◆ **WORK TO BE COMPLETED**: Read the data and repeat all of it exactly.

──────── DATA RECORDS

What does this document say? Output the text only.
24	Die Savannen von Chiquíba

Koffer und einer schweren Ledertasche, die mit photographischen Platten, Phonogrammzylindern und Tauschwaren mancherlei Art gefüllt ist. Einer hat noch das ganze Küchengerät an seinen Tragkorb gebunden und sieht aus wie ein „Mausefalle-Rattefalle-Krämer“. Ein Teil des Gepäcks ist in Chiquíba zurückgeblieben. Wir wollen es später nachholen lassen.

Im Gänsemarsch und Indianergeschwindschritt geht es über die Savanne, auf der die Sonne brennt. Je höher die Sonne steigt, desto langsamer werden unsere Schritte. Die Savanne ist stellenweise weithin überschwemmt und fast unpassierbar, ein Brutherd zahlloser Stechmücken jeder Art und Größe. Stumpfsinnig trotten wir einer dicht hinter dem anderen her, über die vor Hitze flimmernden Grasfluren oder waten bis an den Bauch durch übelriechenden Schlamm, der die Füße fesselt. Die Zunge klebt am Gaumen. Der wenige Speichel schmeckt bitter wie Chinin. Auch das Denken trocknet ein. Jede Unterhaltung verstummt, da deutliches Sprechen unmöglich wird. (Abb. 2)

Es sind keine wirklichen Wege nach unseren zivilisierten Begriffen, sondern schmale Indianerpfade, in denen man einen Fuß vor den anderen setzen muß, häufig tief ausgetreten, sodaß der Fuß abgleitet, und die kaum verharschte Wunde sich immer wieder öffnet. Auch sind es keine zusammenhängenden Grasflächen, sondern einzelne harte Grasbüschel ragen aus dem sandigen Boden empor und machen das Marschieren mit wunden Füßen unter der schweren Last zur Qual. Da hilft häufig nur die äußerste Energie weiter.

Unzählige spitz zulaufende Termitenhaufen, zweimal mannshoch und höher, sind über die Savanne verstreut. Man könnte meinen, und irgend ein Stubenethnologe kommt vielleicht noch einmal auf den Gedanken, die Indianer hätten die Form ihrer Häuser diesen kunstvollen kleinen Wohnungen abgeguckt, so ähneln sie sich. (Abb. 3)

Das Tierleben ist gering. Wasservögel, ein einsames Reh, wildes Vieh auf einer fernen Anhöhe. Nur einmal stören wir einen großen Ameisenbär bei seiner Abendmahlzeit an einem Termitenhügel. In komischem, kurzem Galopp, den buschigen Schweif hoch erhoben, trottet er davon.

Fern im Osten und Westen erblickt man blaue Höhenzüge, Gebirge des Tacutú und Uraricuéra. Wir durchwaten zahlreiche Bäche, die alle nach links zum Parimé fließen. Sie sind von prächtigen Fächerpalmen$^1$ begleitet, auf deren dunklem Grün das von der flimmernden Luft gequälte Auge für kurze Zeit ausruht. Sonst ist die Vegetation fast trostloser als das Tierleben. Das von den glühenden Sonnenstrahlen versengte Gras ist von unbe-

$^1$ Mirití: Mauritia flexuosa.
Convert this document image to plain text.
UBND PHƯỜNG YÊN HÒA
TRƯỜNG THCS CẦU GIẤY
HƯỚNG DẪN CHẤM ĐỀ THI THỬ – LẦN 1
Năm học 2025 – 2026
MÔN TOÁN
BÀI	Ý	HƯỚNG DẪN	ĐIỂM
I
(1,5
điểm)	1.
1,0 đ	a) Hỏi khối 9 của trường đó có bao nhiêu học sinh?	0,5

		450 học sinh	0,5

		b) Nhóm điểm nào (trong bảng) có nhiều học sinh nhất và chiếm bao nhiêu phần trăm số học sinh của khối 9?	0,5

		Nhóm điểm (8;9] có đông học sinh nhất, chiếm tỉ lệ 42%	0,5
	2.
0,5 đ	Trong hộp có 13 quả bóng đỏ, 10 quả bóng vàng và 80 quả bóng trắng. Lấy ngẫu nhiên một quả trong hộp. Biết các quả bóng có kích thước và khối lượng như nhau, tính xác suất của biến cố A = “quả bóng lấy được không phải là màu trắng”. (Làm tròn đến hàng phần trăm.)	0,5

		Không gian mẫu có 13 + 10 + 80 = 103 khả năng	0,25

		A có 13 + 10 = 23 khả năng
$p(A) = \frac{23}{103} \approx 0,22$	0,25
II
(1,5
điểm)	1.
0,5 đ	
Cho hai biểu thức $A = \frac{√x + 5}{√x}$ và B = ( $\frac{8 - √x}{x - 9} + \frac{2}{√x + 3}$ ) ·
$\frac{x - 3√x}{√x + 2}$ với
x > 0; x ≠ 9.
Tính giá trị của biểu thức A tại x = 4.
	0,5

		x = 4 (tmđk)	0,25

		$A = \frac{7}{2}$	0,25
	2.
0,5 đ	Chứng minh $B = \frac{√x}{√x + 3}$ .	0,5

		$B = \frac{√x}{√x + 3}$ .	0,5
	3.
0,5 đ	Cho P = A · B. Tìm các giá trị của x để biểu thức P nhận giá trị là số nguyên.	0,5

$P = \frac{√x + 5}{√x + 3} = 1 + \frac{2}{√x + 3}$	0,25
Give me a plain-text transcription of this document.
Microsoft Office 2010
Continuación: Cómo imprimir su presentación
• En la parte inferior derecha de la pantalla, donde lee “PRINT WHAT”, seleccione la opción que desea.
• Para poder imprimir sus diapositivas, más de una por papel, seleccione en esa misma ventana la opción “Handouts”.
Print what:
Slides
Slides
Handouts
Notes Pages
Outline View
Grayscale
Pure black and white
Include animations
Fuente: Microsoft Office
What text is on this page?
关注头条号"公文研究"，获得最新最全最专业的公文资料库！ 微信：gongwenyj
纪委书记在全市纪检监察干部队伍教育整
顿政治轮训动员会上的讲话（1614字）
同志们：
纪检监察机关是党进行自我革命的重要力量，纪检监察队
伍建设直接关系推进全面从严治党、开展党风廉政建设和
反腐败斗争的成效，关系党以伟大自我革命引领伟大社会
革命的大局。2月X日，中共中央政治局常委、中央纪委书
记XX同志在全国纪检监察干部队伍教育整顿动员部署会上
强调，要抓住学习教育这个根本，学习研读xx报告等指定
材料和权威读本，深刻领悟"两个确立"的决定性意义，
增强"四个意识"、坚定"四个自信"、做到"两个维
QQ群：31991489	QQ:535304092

────────────────

◆ **SOLUTION**:
What does this document say? Output the text only.
24	Die Savannen von Chiquíba

Koffer und einer schweren Ledertasche, die mit photographischen Platten, Phonogrammzylindern und Tauschwaren mancherlei Art gefüllt ist. Einer hat noch das ganze Küchengerät an seinen Tragkorb gebunden und sieht aus wie ein „Mausefalle-Rattefalle-Krämer“. Ein Teil des Gepäcks ist in Chiquíba zurückgeblieben. Wir wollen es später nachholen lassen.

Im Gänsemarsch und Indianergeschwindschritt geht es über die Savanne, auf der die Sonne brennt. Je höher die Sonne steigt, desto langsamer werden unsere Schritte. Die Savanne ist stellenweise weithin überschwemmt und fast unpassierbar, ein Brutherd zahlloser Stechmücken jeder Art und Größe. Stumpfsinnig trotten wir einer dicht hinter dem anderen her, über die vor Hitze flimmernden Grasfluren oder waten bis an den Bauch durch übelriechenden Schlamm, der die Füße fesselt. Die Zunge klebt am Gaumen. Der wenige Speichel schmeckt bitter wie Chinin. Auch das Denken trocknet ein. Jede Unterhaltung verstummt, da deutliches Sprechen unmöglich wird. (Abb. 2)

Es sind keine wirklichen Wege nach unseren zivilisierten Begriffen, sondern schmale Indianerpfade, in denen man einen Fuß vor den anderen setzen muß, häufig tief ausgetreten, sodaß der Fuß abgleitet, und die kaum verharschte Wunde sich immer wieder öffnet. Auch sind es keine zusammenhängenden Grasflächen, sondern einzelne harte Grasbüschel ragen aus dem sandigen Boden empor und machen das Marschieren mit wunden Füßen unter der schweren Last zur Qual. Da hilft häufig nur die äußerste Energie weiter.

Unzählige spitz zulaufende Termitenhaufen, zweimal mannshoch und höher, sind über die Savanne verstreut. Man könnte meinen, und irgend ein Stubenethnologe kommt vielleicht noch einmal auf den Gedanken, die Indianer hätten die Form ihrer Häuser diesen kunstvollen kleinen Wohnungen abgeguckt, so ähneln sie sich. (Abb. 3)

Das Tierleben ist gering. Wasservögel, ein einsames Reh, wildes Vieh auf einer fernen Anhöhe. Nur einmal stören wir einen großen Ameisenbär bei seiner Abendmahlzeit an einem Termitenhügel. In komischem, kurzem Galopp, den buschigen Schweif hoch erhoben, trottet er davon.

Fern im Osten und Westen erblickt man blaue Höhenzüge, Gebirge des Tacutú und Uraricuéra. Wir durchwaten zahlreiche Bäche, die alle nach links zum Parimé fließen. Sie sind von prächtigen Fächerpalmen$^1$ begleitet, auf deren dunklem Grün das von der flimmernden Luft gequälte Auge für kurze Zeit ausruht. Sonst ist die Vegetation fast trostloser als das Tierleben. Das von den glühenden Sonnenstrahlen versengte Gras ist von unbe-

$^1$ Mirití: Mauritia flexuosa.
Convert this document image to plain text.
UBND PHƯỜNG YÊN HÒA
TRƯỜNG THCS CẦU GIẤY
HƯỚNG DẪN CHẤM ĐỀ THI THỬ – LẦN 1
Năm học 2025 – 2026
MÔN TOÁN
BÀI	Ý	HƯỚNG DẪN	ĐIỂM
I
(1,5
điểm)	1.
1,0 đ	a) Hỏi khối 9 của trường đó có bao nhiêu học sinh?	0,5

		450 học sinh	0,5

		b) Nhóm điểm nào (trong bảng) có nhiều học sinh nhất và chiếm bao nhiêu phần trăm số học sinh của khối 9?	0,5

		Nhóm điểm (8;9] có đông học sinh nhất, chiếm tỉ lệ 42%	0,5
	2.
0,5 đ	Trong hộp có 13 quả bóng đỏ, 10 quả bóng vàng và 80 quả bóng trắng. Lấy ngẫu nhiên một quả trong hộp. Biết các quả bóng có kích thước và khối lượng như nhau, tính xác suất của biến cố A = “quả bóng lấy được không phải là màu trắng”. (Làm tròn đến hàng phần trăm.)	0,5

		Không gian mẫu có 13 + 10 + 80 = 103 khả năng	0,25

		A có 13 + 10 = 23 khả năng
$p(A) = \frac{23}{103} \approx 0,22$	0,25
II
(1,5
điểm)	1.
0,5 đ	
Cho hai biểu thức $A = \frac{√x + 5}{√x}$ và B = ( $\frac{8 - √x}{x - 9} + \frac{2}{√x + 3}$ ) ·
$\frac{x - 3√x}{√x + 2}$ với
x > 0; x ≠ 9.
Tính giá trị của biểu thức A tại x = 4.
	0,5

		x = 4 (tmđk)	0,25

		$A = \frac{7}{2}$	0,25
	2.
0,5 đ	Chứng minh $B = \frac{√x}{√x + 3}$ .	0,5

		$B = \frac{√x}{√x + 3}$ .	0,5
	3.
0,5 đ	Cho P = A · B. Tìm các giá trị của x để biểu thức P nhận giá trị là số nguyên.	0,5

$P = \frac{√x + 5}{√x + 3} = 1 + \frac{2}{√x + 3}$	0,25
Give me a plain-text transcription of this document.
Microsoft Office 2010
Continuación: Cómo imprimir su presentación
• En la parte inferior derecha de la pantalla, donde lee “PRINT WHAT”, seleccione la opción que desea.
• Para poder imprimir sus diapositivas, más de una por papel, seleccione en esa misma ventana la opción “Handouts”.
Print what:
Slides
Slides
Handouts
Notes Pages
Outline View
Grayscale
Pure black and white
Include animations
Fuente: Microsoft Office
What text is on this page?
关注头条号"公文研究"，获得最新最全最专业的公文资料库！ 微信：gongwenyj
纪委书记在全市纪检监察干部队伍教育整
顿政治轮训动员会上的讲话（1614字）
同志们：
纪检监察机关是党进行自我革命的重要力量，纪检监察队
伍建设直接关系推进全面从严治党、开展党风廉政建设和
反腐败斗争的成效，关系党以伟大自我革命引领伟大社会
革命的大局。2月X日，中共中央政治局常委、中央纪委书
记XX同志在全国纪检监察干部队伍教育整顿动员部署会上
强调，要抓住学习教育这个根本，学习研读xx报告等指定
材料和权威读本，深刻领悟"两个确立"的决定性意义，
增强"四个意识"、坚定"四个自信"、做到"两个维
QQ群：31991489	QQ:535304092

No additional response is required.